▶ **Required actions**:
**A)** According to the article on African women in agricultural science, how many female scientists applied for the 250 fellowships in 2008?
**B)** Please pull out of the records, word for word, the lines from the line containing "translation-text: मेरे रास्ते" to the line containing "input-text: Is there a better", including both.

▶ **Supplied text**:
* * * * * * * * *

Wambua is one of the 2,200 female scientists from 450 institutions to have applied for one of the 250 fellowships in 2008.
The Award Fellows benefits from a two-year career development programme focused on mentoring partnerships, science skills and leadership development. The fellowships are awarded on the basis of intellectual merit, leadership capacity and the potential of the scientist’s research to improve the daily lives of smallholder farmers, especially women.
“Usaid is pleased to support African women scientists via the Award, as an integral component of the US government’s commitment to reducing gender inequality and recognising the contribution of women to achieving food security,” said Kurt Low, office director for the Regional Economic Growth and Integration Programme at Usaid/East Africa.
“By drawing on some of the best minds in agricultural research, Award provides a shining example of the contributions that women can make to poverty alleviation and food security in sub-Saharan Africa.
The Award addresses many of the barriers, including lack of role models and mentors, which prevent African women from playing an active role in agricultural research and from considering a career in agricultural science.
A recent research conducted in 15 African countries by the Award and Agricultural Science and Technology Indicators (ASTI) shows that between 2000 and 2008, the number of African women professionals employed in agricultural sciences grew by 8 per cent per year, while the number of African male professionals grew by 2 per cent per year.
However, women still represents less than one quarter of Africa’s scientists holding positions in institutions of agricultural research and less than one in seven (14 per cent) leadership positions is held by a woman.

* * * * * * * * *

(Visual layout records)

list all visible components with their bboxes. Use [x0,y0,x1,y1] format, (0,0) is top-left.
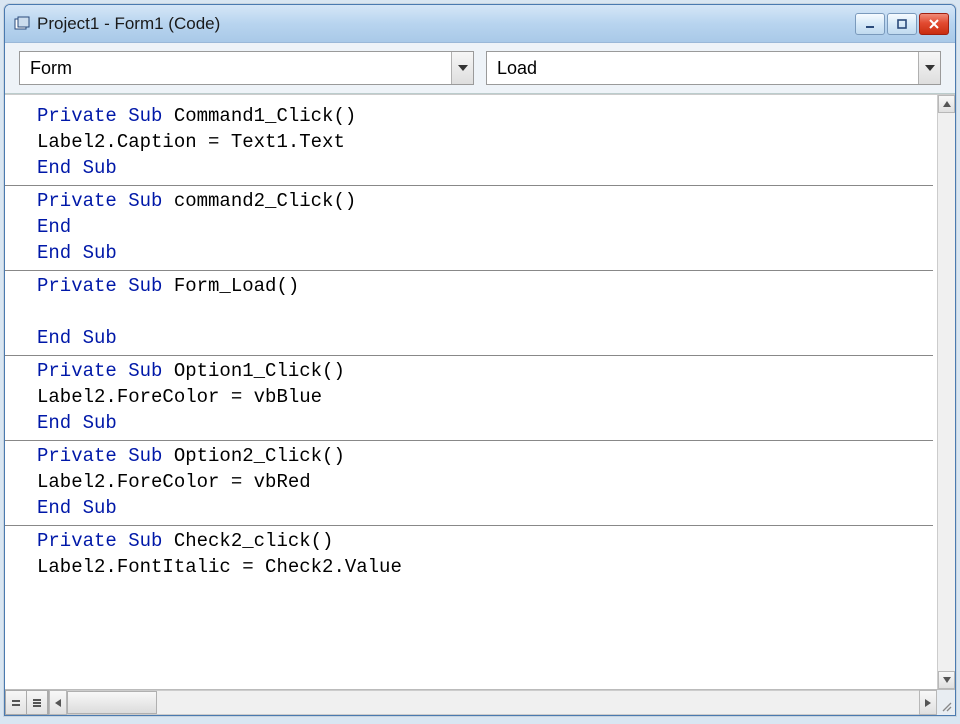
horizontal-scrollbar[interactable] [49,690,937,715]
bottom-bar [5,689,955,715]
chevron-down-icon [918,52,940,84]
full-module-icon [31,697,43,709]
procedure-combo-text: Load [487,58,918,79]
scroll-up-button[interactable] [938,95,955,113]
code-line[interactable]: Private Sub command2_Click() [37,188,933,214]
code-line[interactable]: End Sub [37,410,933,436]
code-line[interactable]: Private Sub Command1_Click() [37,103,933,129]
size-grip[interactable] [937,690,955,715]
procedure-block: Private Sub Option1_Click()Label2.ForeCo… [5,356,933,441]
code-line[interactable]: Label2.Caption = Text1.Text [37,129,933,155]
code-line[interactable]: Private Sub Option2_Click() [37,443,933,469]
procedure-block: Private Sub command2_Click()EndEnd Sub [5,186,933,271]
scroll-right-button[interactable] [919,690,937,715]
resize-grip-icon [941,701,953,713]
titlebar[interactable]: Project1 - Form1 (Code) [5,5,955,43]
procedure-block: Private Sub Form_Load() End Sub [5,271,933,356]
code-line[interactable]: Private Sub Option1_Click() [37,358,933,384]
procedure-view-button[interactable] [5,690,27,715]
procedure-block: Private Sub Command1_Click()Label2.Capti… [5,101,933,186]
app-icon [13,15,31,33]
code-line[interactable]: Label2.FontItalic = Check2.Value [37,554,933,580]
close-icon [928,18,940,30]
object-combo-text: Form [20,58,451,79]
maximize-button[interactable] [887,13,917,35]
hscroll-track[interactable] [67,690,919,715]
scroll-left-button[interactable] [49,690,67,715]
selector-bar: Form Load [5,43,955,94]
scrollbar-track[interactable] [938,113,955,671]
code-line[interactable] [37,299,933,325]
code-line[interactable]: End Sub [37,155,933,181]
maximize-icon [896,18,908,30]
window-title: Project1 - Form1 (Code) [37,14,855,34]
view-mode-buttons [5,690,49,715]
procedure-block: Private Sub Option2_Click()Label2.ForeCo… [5,441,933,526]
chevron-down-icon [943,677,951,683]
code-line[interactable]: Private Sub Check2_click() [37,528,933,554]
hscroll-thumb[interactable] [67,691,157,714]
chevron-up-icon [943,101,951,107]
procedure-block: Private Sub Check2_click()Label2.FontIta… [5,526,933,584]
code-editor[interactable]: Private Sub Command1_Click()Label2.Capti… [5,95,937,689]
vertical-scrollbar[interactable] [937,95,955,689]
code-line[interactable]: Label2.ForeColor = vbRed [37,469,933,495]
object-combo[interactable]: Form [19,51,474,85]
chevron-left-icon [55,699,61,707]
full-module-view-button[interactable] [26,690,48,715]
editor-wrap: Private Sub Command1_Click()Label2.Capti… [5,94,955,689]
minimize-button[interactable] [855,13,885,35]
code-line[interactable]: Private Sub Form_Load() [37,273,933,299]
code-line[interactable]: End Sub [37,240,933,266]
chevron-down-icon [451,52,473,84]
window-controls [855,13,949,35]
close-button[interactable] [919,13,949,35]
chevron-right-icon [925,699,931,707]
code-line[interactable]: End Sub [37,495,933,521]
code-line[interactable]: Label2.ForeColor = vbBlue [37,384,933,410]
code-line[interactable]: End [37,214,933,240]
single-proc-icon [10,697,22,709]
code-line[interactable]: End Sub [37,325,933,351]
procedure-combo[interactable]: Load [486,51,941,85]
minimize-icon [864,18,876,30]
scroll-down-button[interactable] [938,671,955,689]
code-window: Project1 - Form1 (Code) Form Load [4,4,956,716]
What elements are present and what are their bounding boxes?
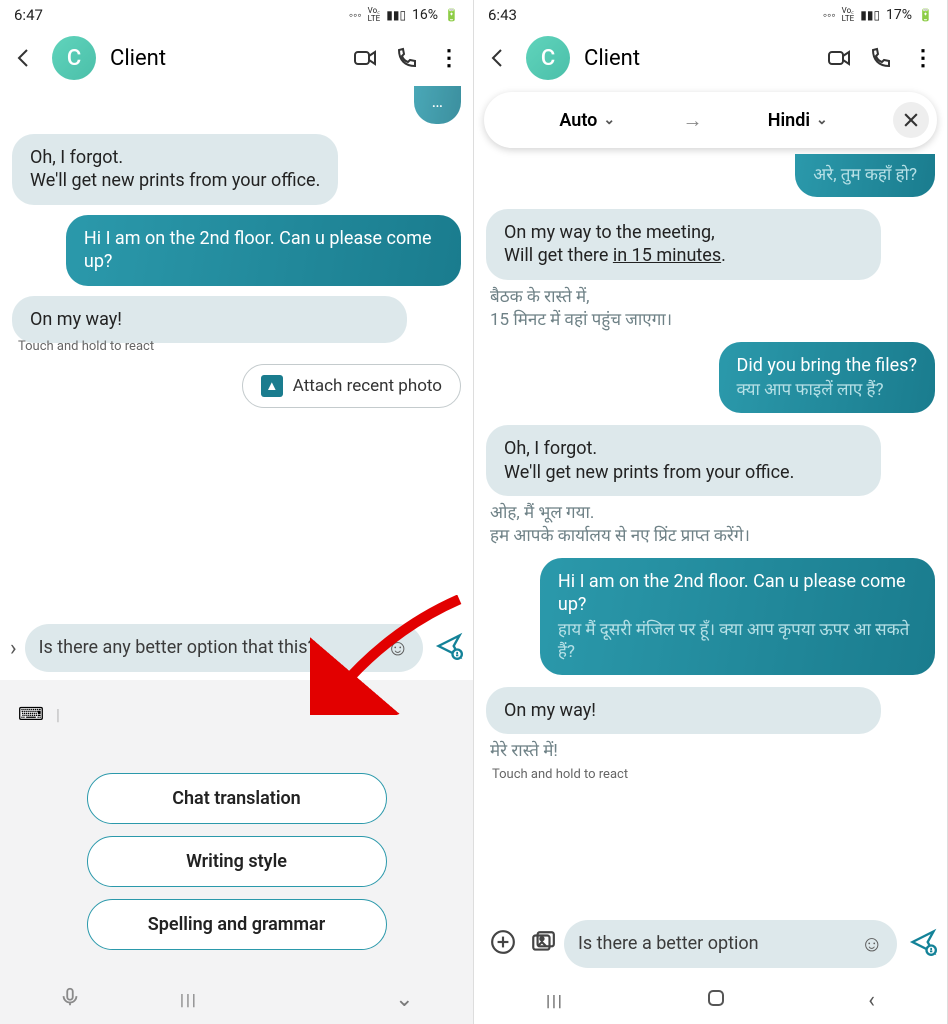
translation-text: मेरे रास्ते में! (486, 738, 935, 761)
keyboard-bottom-row: ||| ⌄ (10, 970, 463, 1016)
wifi-icon: ◦◦◦ (349, 8, 362, 22)
mic-icon[interactable] (59, 986, 81, 1012)
spelling-grammar-button[interactable]: Spelling and grammar (87, 899, 387, 950)
contact-name[interactable]: Client (584, 46, 811, 71)
emoji-button[interactable]: ☺ (387, 635, 409, 661)
status-time: 6:47 (14, 6, 43, 24)
input-text: Is there a better option (578, 932, 857, 955)
battery-label: 17% (886, 7, 912, 23)
voice-call-button[interactable] (867, 44, 895, 72)
source-language[interactable]: Auto ⌄ (492, 110, 683, 131)
nav-bar: ||| ‹ (474, 976, 947, 1024)
writing-style-button[interactable]: Writing style (87, 836, 387, 887)
collapse-button[interactable]: ⌄ (395, 987, 413, 1012)
message-received-group[interactable]: Oh, I forgot. We'll get new prints from … (486, 425, 935, 546)
translate-bar: Auto ⌄ → Hindi ⌄ (484, 92, 937, 148)
expand-button[interactable]: › (10, 636, 17, 661)
recents-button[interactable]: ||| (546, 991, 564, 1010)
message-received[interactable]: Oh, I forgot. We'll get new prints from … (486, 425, 881, 496)
gallery-button[interactable] (530, 929, 556, 959)
wifi-icon: ◦◦◦ (823, 8, 836, 22)
home-button[interactable] (708, 990, 724, 1010)
status-icons: ◦◦◦ Vo꜀LTE ▮▮▯ 17% 🔋 (823, 7, 933, 23)
battery-label: 16% (412, 7, 438, 23)
message-input[interactable]: Is there a better option ☺ (564, 920, 897, 968)
signal-icon: ▮▮▯ (386, 8, 406, 22)
send-button[interactable] (909, 928, 937, 960)
volte-icon: Vo꜀LTE (368, 7, 381, 23)
input-text: Is there any better option that this? (39, 636, 383, 659)
chevron-down-icon: ⌄ (816, 112, 828, 128)
chat-translation-button[interactable]: Chat translation (87, 773, 387, 824)
more-button[interactable]: ⋮ (909, 44, 937, 72)
assist-options: Chat translation Writing style Spelling … (10, 743, 463, 970)
battery-icon: 🔋 (918, 8, 933, 22)
status-bar: 6:47 ◦◦◦ Vo꜀LTE ▮▮▯ 16% 🔋 (0, 0, 473, 30)
attach-label: Attach recent photo (293, 376, 442, 396)
keyboard-icon[interactable]: ⌨ (18, 704, 44, 725)
chat-header: C Client ⋮ (474, 30, 947, 86)
volte-icon: Vo꜀LTE (842, 7, 855, 23)
arrow-icon: → (683, 108, 703, 133)
recents-button[interactable]: ||| (180, 990, 198, 1009)
message-received[interactable]: On my way to the meeting, Will get there… (486, 209, 881, 280)
video-call-button[interactable] (825, 44, 853, 72)
back-button[interactable] (484, 44, 512, 72)
back-nav-button[interactable]: ‹ (868, 988, 875, 1013)
screen-left: 6:47 ◦◦◦ Vo꜀LTE ▮▮▯ 16% 🔋 C Client ⋮ … O… (0, 0, 474, 1024)
add-button[interactable] (490, 929, 516, 959)
contact-name[interactable]: Client (110, 46, 337, 71)
message-received-group[interactable]: On my way to the meeting, Will get there… (486, 209, 935, 330)
message-received[interactable]: On my way! (12, 296, 407, 343)
message-sent[interactable]: … (414, 86, 461, 124)
screen-right: 6:43 ◦◦◦ Vo꜀LTE ▮▮▯ 17% 🔋 C Client ⋮ Aut… (474, 0, 948, 1024)
close-translate-button[interactable] (893, 102, 929, 138)
react-hint: Touch and hold to react (486, 767, 935, 782)
avatar[interactable]: C (52, 36, 96, 80)
message-sent[interactable]: Hi I am on the 2nd floor. Can u please c… (66, 215, 461, 286)
message-received-group[interactable]: On my way! मेरे रास्ते में! Touch and ho… (486, 687, 935, 782)
back-button[interactable] (10, 44, 38, 72)
send-button[interactable] (435, 632, 463, 664)
message-sent[interactable]: अरे, तुम कहाँ हो? (795, 154, 935, 197)
voice-call-button[interactable] (393, 44, 421, 72)
video-call-button[interactable] (351, 44, 379, 72)
keyboard-panel: ⌨ | Chat translation Writing style Spell… (0, 680, 473, 1024)
compose-row: › Is there any better option that this? … (0, 616, 473, 680)
compose-row: Is there a better option ☺ (474, 912, 947, 976)
message-sent[interactable]: Did you bring the files? क्या आप फाइलें … (719, 342, 935, 413)
react-hint: Touch and hold to react (12, 339, 461, 354)
chat-area[interactable]: … Oh, I forgot. We'll get new prints fro… (0, 86, 473, 616)
message-sent[interactable]: Hi I am on the 2nd floor. Can u please c… (540, 558, 935, 675)
status-bar: 6:43 ◦◦◦ Vo꜀LTE ▮▮▯ 17% 🔋 (474, 0, 947, 30)
chat-area[interactable]: अरे, तुम कहाँ हो? On my way to the meeti… (474, 154, 947, 912)
signal-icon: ▮▮▯ (860, 8, 880, 22)
avatar[interactable]: C (526, 36, 570, 80)
status-icons: ◦◦◦ Vo꜀LTE ▮▮▯ 16% 🔋 (349, 7, 459, 23)
status-time: 6:43 (488, 6, 517, 24)
translation-text: बैठक के रास्ते में, 15 मिनट में वहां पहु… (486, 284, 935, 330)
photo-icon: ▲ (261, 375, 283, 397)
chevron-down-icon: ⌄ (603, 112, 615, 128)
target-language[interactable]: Hindi ⌄ (703, 110, 894, 131)
message-received[interactable]: Oh, I forgot. We'll get new prints from … (12, 134, 338, 205)
attach-photo-chip[interactable]: ▲ Attach recent photo (242, 364, 461, 408)
message-input[interactable]: Is there any better option that this? ☺ (25, 624, 423, 672)
battery-icon: 🔋 (444, 8, 459, 22)
translation-text: ओह, मैं भूल गया. हम आपके कार्यालय से नए … (486, 500, 935, 546)
message-received[interactable]: On my way! (486, 687, 881, 734)
emoji-button[interactable]: ☺ (861, 931, 883, 957)
more-button[interactable]: ⋮ (435, 44, 463, 72)
chat-header: C Client ⋮ (0, 30, 473, 86)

* * * * * * * * *

▶ **Task solutions**:
**A)** 2,200 female scientists from 450 institutions applied.

**B)**
translation-text: मेरे रास्ते में! (486, 738, 935, 761)
keyboard-bottom-row: ||| ⌄ (10, 970, 463, 1016)
wifi-icon: ◦◦◦ (349, 8, 362, 22)
mic-icon[interactable] (59, 986, 81, 1012)
spelling-grammar-button[interactable]: Spelling and grammar (87, 899, 387, 950)
contact-name[interactable]: Client (584, 46, 811, 71)
emoji-button[interactable]: ☺ (387, 635, 409, 661)
status-time: 6:47 (14, 6, 43, 24)
input-text: Is there a better option (578, 932, 857, 955)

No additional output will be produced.